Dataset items
····················
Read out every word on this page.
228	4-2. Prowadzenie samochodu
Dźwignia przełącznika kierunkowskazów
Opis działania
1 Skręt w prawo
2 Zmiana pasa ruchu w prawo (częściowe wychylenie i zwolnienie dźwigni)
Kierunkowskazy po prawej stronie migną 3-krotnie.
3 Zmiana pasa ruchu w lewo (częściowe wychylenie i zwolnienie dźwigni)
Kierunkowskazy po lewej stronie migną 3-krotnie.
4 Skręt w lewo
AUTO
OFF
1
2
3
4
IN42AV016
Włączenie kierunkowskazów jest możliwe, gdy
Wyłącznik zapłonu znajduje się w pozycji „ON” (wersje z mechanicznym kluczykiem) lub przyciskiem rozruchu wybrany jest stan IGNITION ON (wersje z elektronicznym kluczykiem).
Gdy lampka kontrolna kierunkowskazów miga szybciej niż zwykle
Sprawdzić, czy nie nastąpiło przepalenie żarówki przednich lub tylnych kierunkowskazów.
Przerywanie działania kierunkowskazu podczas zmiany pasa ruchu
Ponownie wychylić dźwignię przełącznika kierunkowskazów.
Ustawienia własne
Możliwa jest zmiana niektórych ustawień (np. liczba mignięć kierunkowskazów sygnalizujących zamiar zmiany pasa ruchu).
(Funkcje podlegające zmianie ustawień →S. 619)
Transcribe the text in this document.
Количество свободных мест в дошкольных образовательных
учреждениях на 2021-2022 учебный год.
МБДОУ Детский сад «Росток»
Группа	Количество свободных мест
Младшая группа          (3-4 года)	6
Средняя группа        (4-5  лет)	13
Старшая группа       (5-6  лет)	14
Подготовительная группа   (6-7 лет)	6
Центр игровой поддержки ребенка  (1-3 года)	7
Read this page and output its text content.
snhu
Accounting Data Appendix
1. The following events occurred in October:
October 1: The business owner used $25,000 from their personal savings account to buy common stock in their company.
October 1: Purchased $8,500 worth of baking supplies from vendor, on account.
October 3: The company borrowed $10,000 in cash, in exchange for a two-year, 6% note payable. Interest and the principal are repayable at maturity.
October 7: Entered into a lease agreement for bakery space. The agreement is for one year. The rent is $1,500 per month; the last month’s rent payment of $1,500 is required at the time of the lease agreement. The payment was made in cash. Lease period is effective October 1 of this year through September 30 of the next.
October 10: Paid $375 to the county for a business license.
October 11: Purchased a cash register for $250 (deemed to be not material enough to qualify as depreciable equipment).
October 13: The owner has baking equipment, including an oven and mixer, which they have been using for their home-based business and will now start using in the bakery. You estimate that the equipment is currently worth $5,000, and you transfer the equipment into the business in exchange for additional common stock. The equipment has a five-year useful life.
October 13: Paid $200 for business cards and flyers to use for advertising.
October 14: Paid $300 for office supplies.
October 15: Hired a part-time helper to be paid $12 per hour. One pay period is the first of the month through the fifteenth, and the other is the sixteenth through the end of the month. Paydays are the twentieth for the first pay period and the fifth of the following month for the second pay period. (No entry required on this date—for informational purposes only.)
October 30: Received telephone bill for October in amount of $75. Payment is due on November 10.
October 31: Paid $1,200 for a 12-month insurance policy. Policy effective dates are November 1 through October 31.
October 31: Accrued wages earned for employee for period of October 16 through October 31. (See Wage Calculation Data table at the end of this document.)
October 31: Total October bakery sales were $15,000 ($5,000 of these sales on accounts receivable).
····················
**Exercise:** Exactly reproduce all of the entries above.

**Response:**
Read out every word on this page.
228	4-2. Prowadzenie samochodu
Dźwignia przełącznika kierunkowskazów
Opis działania
1 Skręt w prawo
2 Zmiana pasa ruchu w prawo (częściowe wychylenie i zwolnienie dźwigni)
Kierunkowskazy po prawej stronie migną 3-krotnie.
3 Zmiana pasa ruchu w lewo (częściowe wychylenie i zwolnienie dźwigni)
Kierunkowskazy po lewej stronie migną 3-krotnie.
4 Skręt w lewo
AUTO
OFF
1
2
3
4
IN42AV016
Włączenie kierunkowskazów jest możliwe, gdy
Wyłącznik zapłonu znajduje się w pozycji „ON” (wersje z mechanicznym kluczykiem) lub przyciskiem rozruchu wybrany jest stan IGNITION ON (wersje z elektronicznym kluczykiem).
Gdy lampka kontrolna kierunkowskazów miga szybciej niż zwykle
Sprawdzić, czy nie nastąpiło przepalenie żarówki przednich lub tylnych kierunkowskazów.
Przerywanie działania kierunkowskazu podczas zmiany pasa ruchu
Ponownie wychylić dźwignię przełącznika kierunkowskazów.
Ustawienia własne
Możliwa jest zmiana niektórych ustawień (np. liczba mignięć kierunkowskazów sygnalizujących zamiar zmiany pasa ruchu).
(Funkcje podlegające zmianie ustawień →S. 619)
Transcribe the text in this document.
Количество свободных мест в дошкольных образовательных
учреждениях на 2021-2022 учебный год.
МБДОУ Детский сад «Росток»
Группа	Количество свободных мест
Младшая группа          (3-4 года)	6
Средняя группа        (4-5  лет)	13
Старшая группа       (5-6  лет)	14
Подготовительная группа   (6-7 лет)	6
Центр игровой поддержки ребенка  (1-3 года)	7
Read this page and output its text content.
snhu
Accounting Data Appendix
1. The following events occurred in October:
October 1: The business owner used $25,000 from their personal savings account to buy common stock in their company.
October 1: Purchased $8,500 worth of baking supplies from vendor, on account.
October 3: The company borrowed $10,000 in cash, in exchange for a two-year, 6% note payable. Interest and the principal are repayable at maturity.
October 7: Entered into a lease agreement for bakery space. The agreement is for one year. The rent is $1,500 per month; the last month’s rent payment of $1,500 is required at the time of the lease agreement. The payment was made in cash. Lease period is effective October 1 of this year through September 30 of the next.
October 10: Paid $375 to the county for a business license.
October 11: Purchased a cash register for $250 (deemed to be not material enough to qualify as depreciable equipment).
October 13: The owner has baking equipment, including an oven and mixer, which they have been using for their home-based business and will now start using in the bakery. You estimate that the equipment is currently worth $5,000, and you transfer the equipment into the business in exchange for additional common stock. The equipment has a five-year useful life.
October 13: Paid $200 for business cards and flyers to use for advertising.
October 14: Paid $300 for office supplies.
October 15: Hired a part-time helper to be paid $12 per hour. One pay period is the first of the month through the fifteenth, and the other is the sixteenth through the end of the month. Paydays are the twentieth for the first pay period and the fifth of the following month for the second pay period. (No entry required on this date—for informational purposes only.)
October 30: Received telephone bill for October in amount of $75. Payment is due on November 10.
October 31: Paid $1,200 for a 12-month insurance policy. Policy effective dates are November 1 through October 31.
October 31: Accrued wages earned for employee for period of October 16 through October 31. (See Wage Calculation Data table at the end of this document.)
October 31: Total October bakery sales were $15,000 ($5,000 of these sales on accounts receivable).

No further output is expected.